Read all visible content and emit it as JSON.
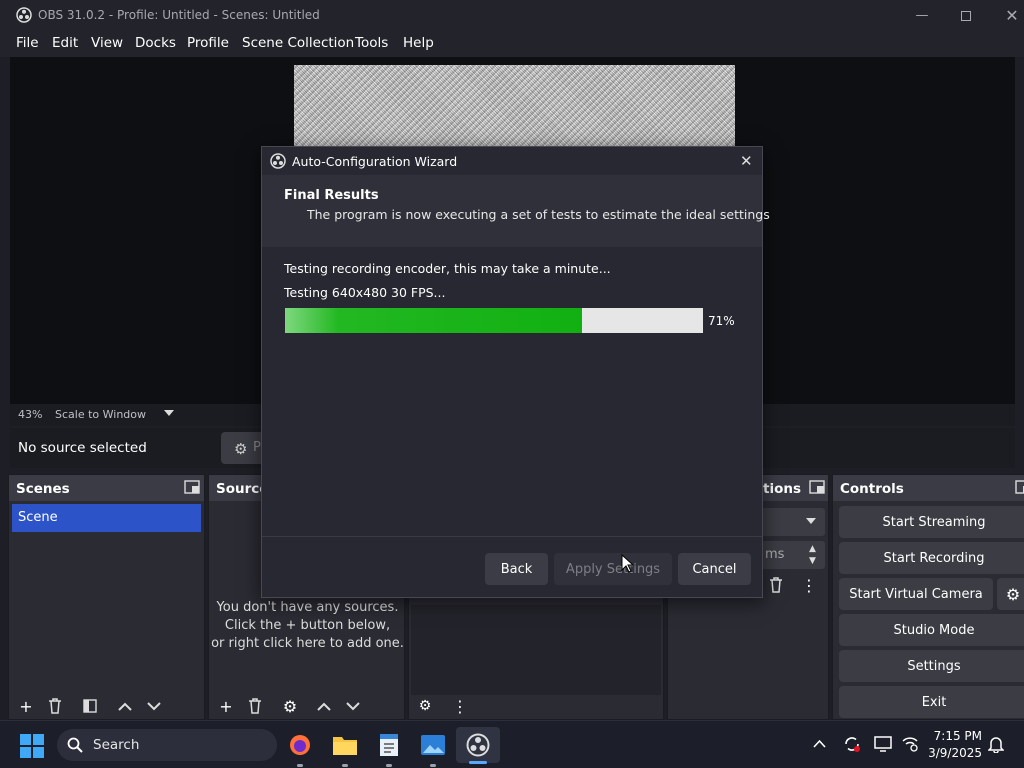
{
  "window": {
    "title": "OBS 31.0.2 - Profile: Untitled - Scenes: Untitled"
  },
  "menu": [
    "File",
    "Edit",
    "View",
    "Docks",
    "Profile",
    "Scene Collection",
    "Tools",
    "Help"
  ],
  "preview": {
    "zoom": "43%",
    "scale_mode": "Scale to Window"
  },
  "source_bar": {
    "no_source": "No source selected",
    "properties_partial": "P"
  },
  "scenes": {
    "title": "Scenes",
    "items": [
      "Scene"
    ]
  },
  "sources": {
    "title": "Sources",
    "empty_text_1": "You don't have any sources.",
    "empty_text_2": "Click the + button below,",
    "empty_text_3": "or right click here to add one."
  },
  "transitions": {
    "title_partial": "tions",
    "duration_partial": "ms"
  },
  "controls": {
    "title": "Controls",
    "buttons": [
      "Start Streaming",
      "Start Recording",
      "Start Virtual Camera",
      "Studio Mode",
      "Settings",
      "Exit"
    ]
  },
  "dialog": {
    "title": "Auto-Configuration Wizard",
    "heading": "Final Results",
    "subheading": "The program is now executing a set of tests to estimate the ideal settings",
    "status": "Testing recording encoder, this may take a minute...",
    "test": "Testing 640x480 30 FPS...",
    "progress": 0.71,
    "progress_label": "71%",
    "buttons": {
      "back": "Back",
      "apply": "Apply Settings",
      "cancel": "Cancel"
    }
  },
  "taskbar": {
    "search_placeholder": "Search",
    "time": "7:15 PM",
    "date": "3/9/2025"
  },
  "colors": {
    "accent_scene": "#2d53c9",
    "progress_fill": "#11b011"
  }
}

### WHAT YOU SHOULD DO:
Every line above should be returned word for word, with the pictures left behind.

### SOLUTION TO THIS EXERCISE:
Read all visible content and emit it as JSON.
{
  "window": {
    "title": "OBS 31.0.2 - Profile: Untitled - Scenes: Untitled"
  },
  "menu": [
    "File",
    "Edit",
    "View",
    "Docks",
    "Profile",
    "Scene Collection",
    "Tools",
    "Help"
  ],
  "preview": {
    "zoom": "43%",
    "scale_mode": "Scale to Window"
  },
  "source_bar": {
    "no_source": "No source selected",
    "properties_partial": "P"
  },
  "scenes": {
    "title": "Scenes",
    "items": [
      "Scene"
    ]
  },
  "sources": {
    "title": "Sources",
    "empty_text_1": "You don't have any sources.",
    "empty_text_2": "Click the + button below,",
    "empty_text_3": "or right click here to add one."
  },
  "transitions": {
    "title_partial": "tions",
    "duration_partial": "ms"
  },
  "controls": {
    "title": "Controls",
    "buttons": [
      "Start Streaming",
      "Start Recording",
      "Start Virtual Camera",
      "Studio Mode",
      "Settings",
      "Exit"
    ]
  },
  "dialog": {
    "title": "Auto-Configuration Wizard",
    "heading": "Final Results",
    "subheading": "The program is now executing a set of tests to estimate the ideal settings",
    "status": "Testing recording encoder, this may take a minute...",
    "test": "Testing 640x480 30 FPS...",
    "progress": 0.71,
    "progress_label": "71%",
    "buttons": {
      "back": "Back",
      "apply": "Apply Settings",
      "cancel": "Cancel"
    }
  },
  "taskbar": {
    "search_placeholder": "Search",
    "time": "7:15 PM",
    "date": "3/9/2025"
  },
  "colors": {
    "accent_scene": "#2d53c9",
    "progress_fill": "#11b011"
  }
}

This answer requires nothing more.